→ **WRITTEN REQUEST**: Count every line of these entries that holds the word "findings", and reply with the number only.

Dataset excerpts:
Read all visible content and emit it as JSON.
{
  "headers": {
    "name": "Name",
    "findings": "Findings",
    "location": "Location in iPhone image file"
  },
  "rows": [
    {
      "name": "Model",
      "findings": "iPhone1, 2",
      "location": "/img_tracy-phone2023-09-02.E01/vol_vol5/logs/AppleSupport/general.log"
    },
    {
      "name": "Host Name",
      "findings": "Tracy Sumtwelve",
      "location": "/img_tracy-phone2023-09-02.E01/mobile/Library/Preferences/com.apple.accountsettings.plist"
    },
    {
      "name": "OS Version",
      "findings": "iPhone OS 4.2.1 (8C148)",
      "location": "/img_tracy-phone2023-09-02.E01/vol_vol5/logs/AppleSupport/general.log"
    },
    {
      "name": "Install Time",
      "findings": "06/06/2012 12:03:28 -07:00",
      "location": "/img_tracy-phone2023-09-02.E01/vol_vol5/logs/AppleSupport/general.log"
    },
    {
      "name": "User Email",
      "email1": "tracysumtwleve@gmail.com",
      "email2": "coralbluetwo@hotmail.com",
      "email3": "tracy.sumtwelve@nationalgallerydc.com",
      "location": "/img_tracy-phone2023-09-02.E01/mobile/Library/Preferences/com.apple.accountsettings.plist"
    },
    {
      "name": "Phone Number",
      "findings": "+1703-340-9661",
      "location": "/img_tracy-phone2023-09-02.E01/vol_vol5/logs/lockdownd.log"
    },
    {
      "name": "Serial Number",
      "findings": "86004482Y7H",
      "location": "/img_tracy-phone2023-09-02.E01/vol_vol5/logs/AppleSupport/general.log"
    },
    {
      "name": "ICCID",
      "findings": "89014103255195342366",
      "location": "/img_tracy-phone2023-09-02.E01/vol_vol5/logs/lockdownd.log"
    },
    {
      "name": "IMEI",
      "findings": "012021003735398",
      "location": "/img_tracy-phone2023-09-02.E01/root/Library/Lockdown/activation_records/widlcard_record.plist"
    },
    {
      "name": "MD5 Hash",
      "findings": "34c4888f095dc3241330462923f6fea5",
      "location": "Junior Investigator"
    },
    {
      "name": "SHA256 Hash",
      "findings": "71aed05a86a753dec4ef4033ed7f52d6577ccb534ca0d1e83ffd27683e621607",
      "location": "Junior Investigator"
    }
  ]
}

→ **WRITTEN REPLY**: 11